── The data ──

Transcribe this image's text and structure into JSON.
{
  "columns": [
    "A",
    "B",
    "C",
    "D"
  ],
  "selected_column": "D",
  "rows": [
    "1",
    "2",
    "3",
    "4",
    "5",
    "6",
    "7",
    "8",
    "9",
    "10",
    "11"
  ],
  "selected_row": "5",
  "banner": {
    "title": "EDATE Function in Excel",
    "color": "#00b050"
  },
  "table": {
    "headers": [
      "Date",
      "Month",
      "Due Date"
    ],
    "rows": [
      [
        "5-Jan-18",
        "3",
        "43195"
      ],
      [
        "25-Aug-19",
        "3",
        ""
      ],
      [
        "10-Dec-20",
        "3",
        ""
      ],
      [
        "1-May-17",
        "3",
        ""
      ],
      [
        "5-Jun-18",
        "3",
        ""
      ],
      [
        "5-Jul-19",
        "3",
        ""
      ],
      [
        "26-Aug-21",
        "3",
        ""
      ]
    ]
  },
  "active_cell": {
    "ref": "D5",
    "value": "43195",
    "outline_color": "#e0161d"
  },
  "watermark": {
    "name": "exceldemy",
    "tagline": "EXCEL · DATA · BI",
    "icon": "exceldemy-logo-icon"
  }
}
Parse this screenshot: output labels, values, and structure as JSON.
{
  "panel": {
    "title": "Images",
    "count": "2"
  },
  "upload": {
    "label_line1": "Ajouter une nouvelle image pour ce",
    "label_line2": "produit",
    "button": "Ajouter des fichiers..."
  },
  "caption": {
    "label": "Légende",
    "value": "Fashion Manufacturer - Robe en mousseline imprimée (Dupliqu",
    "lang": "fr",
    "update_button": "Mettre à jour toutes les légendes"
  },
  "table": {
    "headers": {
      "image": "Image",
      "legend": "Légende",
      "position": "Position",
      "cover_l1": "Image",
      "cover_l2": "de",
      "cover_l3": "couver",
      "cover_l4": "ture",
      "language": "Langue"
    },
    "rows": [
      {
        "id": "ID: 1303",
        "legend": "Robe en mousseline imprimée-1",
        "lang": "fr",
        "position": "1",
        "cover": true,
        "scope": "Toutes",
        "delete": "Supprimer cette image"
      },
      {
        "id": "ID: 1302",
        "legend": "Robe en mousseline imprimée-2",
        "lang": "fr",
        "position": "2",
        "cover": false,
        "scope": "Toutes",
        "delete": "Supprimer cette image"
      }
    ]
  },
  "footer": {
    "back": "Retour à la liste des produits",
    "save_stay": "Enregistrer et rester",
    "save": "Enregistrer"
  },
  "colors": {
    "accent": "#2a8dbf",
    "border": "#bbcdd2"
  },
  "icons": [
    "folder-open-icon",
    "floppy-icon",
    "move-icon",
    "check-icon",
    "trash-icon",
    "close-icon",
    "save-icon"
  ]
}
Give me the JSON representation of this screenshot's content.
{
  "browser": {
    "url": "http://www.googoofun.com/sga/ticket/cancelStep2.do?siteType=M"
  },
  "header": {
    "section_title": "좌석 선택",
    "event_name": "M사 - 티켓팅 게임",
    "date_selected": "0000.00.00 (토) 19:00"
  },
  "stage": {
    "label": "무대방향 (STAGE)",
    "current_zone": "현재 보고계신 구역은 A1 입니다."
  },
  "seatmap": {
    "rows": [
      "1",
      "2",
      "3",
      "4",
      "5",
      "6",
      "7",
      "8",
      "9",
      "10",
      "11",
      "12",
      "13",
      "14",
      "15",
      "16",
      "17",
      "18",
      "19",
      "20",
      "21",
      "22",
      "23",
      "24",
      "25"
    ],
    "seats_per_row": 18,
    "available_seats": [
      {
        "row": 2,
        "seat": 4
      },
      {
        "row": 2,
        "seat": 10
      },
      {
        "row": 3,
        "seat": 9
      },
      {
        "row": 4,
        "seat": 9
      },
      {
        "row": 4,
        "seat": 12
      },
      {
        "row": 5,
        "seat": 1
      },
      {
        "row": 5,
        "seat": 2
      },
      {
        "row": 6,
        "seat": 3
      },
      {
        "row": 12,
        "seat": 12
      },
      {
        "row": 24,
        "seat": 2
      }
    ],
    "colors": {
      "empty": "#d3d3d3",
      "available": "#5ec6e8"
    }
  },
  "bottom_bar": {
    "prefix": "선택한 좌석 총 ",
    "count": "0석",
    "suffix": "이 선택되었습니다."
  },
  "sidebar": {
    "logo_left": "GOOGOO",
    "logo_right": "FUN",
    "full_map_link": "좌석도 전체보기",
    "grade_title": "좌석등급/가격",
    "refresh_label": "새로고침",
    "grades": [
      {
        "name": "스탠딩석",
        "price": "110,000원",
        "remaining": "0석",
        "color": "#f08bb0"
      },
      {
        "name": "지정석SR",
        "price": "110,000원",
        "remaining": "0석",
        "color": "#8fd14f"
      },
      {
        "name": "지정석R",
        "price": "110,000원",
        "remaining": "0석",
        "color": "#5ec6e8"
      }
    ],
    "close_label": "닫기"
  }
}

───

Aim of the exercise -
All lines above containing the string "exceldemy" are to be collected.

Solution to the exercise -
    "name": "exceldemy",
    "icon": "exceldemy-logo-icon"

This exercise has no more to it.